## Goal:
Your task is to copy each line that has the word "vendita".
----
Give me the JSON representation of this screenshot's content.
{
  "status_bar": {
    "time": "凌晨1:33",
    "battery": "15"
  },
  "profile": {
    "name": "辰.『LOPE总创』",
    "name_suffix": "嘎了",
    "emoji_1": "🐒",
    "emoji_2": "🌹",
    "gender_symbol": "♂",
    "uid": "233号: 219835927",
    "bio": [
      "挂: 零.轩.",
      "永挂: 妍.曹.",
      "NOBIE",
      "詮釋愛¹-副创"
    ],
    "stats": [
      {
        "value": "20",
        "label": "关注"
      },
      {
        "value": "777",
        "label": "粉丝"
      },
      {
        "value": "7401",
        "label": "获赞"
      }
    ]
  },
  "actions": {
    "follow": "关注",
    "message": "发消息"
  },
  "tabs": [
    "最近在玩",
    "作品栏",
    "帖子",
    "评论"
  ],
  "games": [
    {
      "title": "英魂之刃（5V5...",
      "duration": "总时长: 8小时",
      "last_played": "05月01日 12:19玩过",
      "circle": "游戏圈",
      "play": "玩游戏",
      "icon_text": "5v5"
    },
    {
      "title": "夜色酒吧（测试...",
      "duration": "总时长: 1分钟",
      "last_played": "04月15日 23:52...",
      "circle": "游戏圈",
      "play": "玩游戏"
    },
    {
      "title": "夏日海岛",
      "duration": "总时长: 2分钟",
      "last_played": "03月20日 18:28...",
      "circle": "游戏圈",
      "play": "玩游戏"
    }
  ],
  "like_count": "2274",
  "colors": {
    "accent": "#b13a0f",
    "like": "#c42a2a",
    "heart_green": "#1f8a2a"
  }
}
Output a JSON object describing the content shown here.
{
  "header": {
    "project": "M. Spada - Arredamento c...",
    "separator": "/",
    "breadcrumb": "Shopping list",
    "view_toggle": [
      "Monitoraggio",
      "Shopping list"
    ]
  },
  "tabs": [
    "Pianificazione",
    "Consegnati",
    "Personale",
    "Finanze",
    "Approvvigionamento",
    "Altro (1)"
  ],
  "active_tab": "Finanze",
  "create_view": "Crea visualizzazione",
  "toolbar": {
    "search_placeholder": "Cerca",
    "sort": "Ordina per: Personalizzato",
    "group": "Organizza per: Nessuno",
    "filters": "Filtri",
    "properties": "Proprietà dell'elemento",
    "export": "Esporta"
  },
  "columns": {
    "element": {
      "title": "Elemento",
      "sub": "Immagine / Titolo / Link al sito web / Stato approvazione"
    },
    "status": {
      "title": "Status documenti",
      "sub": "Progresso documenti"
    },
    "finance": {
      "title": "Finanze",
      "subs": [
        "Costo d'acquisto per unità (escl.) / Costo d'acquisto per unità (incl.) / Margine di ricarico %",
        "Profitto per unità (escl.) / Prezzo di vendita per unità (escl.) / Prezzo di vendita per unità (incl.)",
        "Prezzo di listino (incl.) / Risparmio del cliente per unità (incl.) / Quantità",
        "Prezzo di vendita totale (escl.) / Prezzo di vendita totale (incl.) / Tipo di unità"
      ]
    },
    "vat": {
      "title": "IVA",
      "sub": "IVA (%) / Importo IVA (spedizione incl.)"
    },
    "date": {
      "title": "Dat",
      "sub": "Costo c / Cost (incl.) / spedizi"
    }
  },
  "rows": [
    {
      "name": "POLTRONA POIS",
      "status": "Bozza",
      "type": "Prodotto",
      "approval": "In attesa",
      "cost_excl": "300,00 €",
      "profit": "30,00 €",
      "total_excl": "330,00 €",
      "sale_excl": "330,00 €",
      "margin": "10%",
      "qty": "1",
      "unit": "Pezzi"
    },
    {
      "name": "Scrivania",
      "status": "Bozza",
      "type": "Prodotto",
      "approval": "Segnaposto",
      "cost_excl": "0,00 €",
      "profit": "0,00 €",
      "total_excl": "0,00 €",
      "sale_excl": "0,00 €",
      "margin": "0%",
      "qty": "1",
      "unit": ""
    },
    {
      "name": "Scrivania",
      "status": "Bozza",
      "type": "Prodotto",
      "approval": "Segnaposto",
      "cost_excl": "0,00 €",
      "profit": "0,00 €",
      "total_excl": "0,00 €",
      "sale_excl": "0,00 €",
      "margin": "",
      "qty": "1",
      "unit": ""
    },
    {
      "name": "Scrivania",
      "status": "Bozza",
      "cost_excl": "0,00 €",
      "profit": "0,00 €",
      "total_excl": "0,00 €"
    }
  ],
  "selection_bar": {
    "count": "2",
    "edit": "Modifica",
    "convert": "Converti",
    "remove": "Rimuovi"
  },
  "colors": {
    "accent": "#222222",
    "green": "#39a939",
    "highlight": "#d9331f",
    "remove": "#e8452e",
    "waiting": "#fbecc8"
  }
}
----
## Complete answer:
        "Profitto per unità (escl.) / Prezzo di vendita per unità (escl.) / Prezzo di vendita per unità (incl.)",
        "Prezzo di vendita totale (escl.) / Prezzo di vendita totale (incl.) / Tipo di unità"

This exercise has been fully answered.